DATA PROVIDED =>
-=-=-

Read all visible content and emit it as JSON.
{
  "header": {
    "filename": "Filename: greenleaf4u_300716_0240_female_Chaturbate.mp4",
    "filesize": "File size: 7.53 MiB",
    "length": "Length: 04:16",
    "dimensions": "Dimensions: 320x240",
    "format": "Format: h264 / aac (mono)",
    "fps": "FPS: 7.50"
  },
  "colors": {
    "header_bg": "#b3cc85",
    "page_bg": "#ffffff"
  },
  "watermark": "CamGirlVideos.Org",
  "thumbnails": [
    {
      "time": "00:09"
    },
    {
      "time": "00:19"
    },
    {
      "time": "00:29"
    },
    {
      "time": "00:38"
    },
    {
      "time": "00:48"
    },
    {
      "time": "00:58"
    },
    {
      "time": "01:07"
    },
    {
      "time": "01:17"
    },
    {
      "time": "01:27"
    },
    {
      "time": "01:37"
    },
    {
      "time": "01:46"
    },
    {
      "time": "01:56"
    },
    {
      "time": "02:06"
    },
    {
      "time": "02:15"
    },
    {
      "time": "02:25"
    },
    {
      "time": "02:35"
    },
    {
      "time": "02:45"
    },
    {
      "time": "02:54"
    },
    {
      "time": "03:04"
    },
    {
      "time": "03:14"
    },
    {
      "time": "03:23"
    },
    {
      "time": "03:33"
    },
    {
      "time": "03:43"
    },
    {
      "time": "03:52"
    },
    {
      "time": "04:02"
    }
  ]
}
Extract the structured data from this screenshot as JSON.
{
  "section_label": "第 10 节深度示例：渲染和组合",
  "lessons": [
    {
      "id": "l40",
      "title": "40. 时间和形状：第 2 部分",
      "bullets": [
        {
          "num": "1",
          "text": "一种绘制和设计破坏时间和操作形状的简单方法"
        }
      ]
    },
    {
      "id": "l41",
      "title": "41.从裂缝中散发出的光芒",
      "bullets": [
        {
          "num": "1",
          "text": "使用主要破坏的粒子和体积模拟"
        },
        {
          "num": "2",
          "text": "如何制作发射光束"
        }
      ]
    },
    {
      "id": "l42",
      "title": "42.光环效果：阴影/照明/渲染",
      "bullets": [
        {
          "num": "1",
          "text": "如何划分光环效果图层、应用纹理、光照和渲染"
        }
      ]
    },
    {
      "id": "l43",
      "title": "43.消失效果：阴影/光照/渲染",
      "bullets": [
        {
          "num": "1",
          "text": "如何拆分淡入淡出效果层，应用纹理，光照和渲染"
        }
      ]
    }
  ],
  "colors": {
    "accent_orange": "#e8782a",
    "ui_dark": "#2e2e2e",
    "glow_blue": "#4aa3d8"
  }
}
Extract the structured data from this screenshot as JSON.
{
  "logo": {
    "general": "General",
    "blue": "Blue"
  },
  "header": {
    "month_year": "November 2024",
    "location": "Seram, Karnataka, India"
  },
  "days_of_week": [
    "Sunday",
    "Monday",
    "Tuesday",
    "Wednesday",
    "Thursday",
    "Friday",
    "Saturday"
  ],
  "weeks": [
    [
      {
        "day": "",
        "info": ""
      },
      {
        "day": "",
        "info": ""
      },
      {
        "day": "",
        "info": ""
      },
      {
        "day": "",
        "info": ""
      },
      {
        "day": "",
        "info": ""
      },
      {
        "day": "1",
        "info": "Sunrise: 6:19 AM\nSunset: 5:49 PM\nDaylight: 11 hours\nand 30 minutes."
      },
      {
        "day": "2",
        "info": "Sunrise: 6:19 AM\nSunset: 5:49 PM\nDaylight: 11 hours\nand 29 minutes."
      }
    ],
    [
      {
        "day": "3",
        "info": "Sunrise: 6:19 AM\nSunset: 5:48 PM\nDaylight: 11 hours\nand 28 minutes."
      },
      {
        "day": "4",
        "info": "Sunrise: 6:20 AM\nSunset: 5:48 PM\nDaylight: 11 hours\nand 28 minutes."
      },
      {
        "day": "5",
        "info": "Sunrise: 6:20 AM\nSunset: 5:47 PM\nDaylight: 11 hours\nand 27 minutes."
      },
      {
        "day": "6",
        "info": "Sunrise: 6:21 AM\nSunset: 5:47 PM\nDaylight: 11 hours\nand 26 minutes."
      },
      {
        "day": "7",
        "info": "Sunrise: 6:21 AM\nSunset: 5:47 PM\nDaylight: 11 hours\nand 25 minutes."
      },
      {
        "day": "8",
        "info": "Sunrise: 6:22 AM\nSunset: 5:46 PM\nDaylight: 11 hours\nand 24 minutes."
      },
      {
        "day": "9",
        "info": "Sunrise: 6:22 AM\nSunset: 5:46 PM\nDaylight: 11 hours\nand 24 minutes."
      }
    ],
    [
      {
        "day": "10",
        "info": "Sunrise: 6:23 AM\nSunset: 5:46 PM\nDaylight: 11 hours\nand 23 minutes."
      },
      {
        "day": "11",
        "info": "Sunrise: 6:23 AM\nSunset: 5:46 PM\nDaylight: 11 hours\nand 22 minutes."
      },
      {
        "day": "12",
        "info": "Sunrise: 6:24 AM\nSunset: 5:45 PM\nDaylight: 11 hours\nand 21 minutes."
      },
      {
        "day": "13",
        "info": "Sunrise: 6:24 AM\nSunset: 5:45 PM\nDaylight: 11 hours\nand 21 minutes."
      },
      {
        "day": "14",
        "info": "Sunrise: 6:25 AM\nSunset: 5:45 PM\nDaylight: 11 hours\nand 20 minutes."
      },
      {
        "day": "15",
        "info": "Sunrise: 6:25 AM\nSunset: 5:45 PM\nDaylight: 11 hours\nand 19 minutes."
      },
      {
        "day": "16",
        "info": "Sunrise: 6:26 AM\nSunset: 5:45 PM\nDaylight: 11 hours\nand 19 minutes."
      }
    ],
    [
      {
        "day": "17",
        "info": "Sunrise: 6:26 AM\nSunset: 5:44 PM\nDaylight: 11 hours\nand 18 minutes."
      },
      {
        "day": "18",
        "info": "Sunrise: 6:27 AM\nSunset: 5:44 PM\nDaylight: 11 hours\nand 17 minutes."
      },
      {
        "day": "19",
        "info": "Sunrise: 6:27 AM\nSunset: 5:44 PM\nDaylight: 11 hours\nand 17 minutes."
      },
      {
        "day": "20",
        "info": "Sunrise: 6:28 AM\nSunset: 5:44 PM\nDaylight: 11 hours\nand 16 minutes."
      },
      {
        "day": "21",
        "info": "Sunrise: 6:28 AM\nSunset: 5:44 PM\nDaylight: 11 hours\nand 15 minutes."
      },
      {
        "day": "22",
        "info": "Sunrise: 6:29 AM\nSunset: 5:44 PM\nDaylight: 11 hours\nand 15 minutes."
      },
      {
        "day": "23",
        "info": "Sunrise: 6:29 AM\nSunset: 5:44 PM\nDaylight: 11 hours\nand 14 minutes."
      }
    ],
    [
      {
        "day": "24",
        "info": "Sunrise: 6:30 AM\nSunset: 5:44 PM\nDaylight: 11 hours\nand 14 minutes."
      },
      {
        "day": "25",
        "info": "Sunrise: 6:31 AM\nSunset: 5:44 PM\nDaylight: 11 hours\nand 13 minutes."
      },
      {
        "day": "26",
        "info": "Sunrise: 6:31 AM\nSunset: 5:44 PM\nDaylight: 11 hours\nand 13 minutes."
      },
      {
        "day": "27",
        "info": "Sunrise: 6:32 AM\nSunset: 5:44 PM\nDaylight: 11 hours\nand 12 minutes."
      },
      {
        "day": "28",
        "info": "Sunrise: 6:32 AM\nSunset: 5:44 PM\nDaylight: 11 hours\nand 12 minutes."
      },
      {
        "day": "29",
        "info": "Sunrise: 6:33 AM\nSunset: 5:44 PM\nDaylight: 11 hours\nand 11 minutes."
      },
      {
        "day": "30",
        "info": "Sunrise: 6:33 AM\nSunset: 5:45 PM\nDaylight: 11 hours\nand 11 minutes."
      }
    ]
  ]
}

-=-=-

TASK TO COMPLETE => Search the entries for the word "光照和渲染" and pick out every line that holds it.

FULL OUTPUT =>
          "text": "如何划分光环效果图层、应用纹理、光照和渲染"
          "text": "如何拆分淡入淡出效果层，应用纹理，光照和渲染"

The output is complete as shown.